Stored entries

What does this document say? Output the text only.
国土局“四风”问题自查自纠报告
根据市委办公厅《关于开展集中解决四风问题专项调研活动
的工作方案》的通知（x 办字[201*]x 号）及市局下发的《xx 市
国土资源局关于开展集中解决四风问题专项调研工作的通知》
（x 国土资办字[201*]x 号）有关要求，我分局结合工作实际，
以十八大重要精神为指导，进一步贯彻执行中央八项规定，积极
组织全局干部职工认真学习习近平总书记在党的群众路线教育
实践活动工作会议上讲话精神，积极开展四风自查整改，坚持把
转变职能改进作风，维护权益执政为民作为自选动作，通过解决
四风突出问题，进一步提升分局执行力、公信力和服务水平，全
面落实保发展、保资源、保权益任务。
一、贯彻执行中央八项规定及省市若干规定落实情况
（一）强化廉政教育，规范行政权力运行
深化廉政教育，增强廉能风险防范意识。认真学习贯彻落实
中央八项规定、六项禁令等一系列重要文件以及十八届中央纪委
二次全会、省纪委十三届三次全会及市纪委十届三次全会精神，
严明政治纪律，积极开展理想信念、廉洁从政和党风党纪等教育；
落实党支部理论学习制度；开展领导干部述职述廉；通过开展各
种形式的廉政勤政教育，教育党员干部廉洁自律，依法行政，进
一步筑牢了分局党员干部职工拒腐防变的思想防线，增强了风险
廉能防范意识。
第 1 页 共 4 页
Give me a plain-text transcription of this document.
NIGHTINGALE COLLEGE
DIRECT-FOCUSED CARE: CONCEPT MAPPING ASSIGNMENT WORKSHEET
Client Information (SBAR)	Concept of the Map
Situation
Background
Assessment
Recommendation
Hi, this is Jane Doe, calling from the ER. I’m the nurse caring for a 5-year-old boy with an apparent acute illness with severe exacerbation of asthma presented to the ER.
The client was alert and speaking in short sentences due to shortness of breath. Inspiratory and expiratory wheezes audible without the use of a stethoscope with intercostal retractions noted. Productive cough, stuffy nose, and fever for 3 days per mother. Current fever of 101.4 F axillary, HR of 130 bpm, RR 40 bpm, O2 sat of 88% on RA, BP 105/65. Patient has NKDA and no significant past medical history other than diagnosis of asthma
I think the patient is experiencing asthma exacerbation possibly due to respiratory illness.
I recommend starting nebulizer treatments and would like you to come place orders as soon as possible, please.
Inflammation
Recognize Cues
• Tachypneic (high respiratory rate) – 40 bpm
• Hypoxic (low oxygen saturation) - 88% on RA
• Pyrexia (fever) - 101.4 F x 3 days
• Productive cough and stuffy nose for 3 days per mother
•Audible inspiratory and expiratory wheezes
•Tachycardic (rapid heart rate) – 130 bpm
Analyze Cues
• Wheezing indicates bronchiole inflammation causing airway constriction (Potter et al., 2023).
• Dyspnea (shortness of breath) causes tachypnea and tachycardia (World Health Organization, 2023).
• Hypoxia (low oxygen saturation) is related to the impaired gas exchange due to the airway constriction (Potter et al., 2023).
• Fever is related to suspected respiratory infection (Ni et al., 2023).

**SHORT TASK:**
Give only the number of lines in the data that hold the word "constriction".

**IN RESPONSE:**
2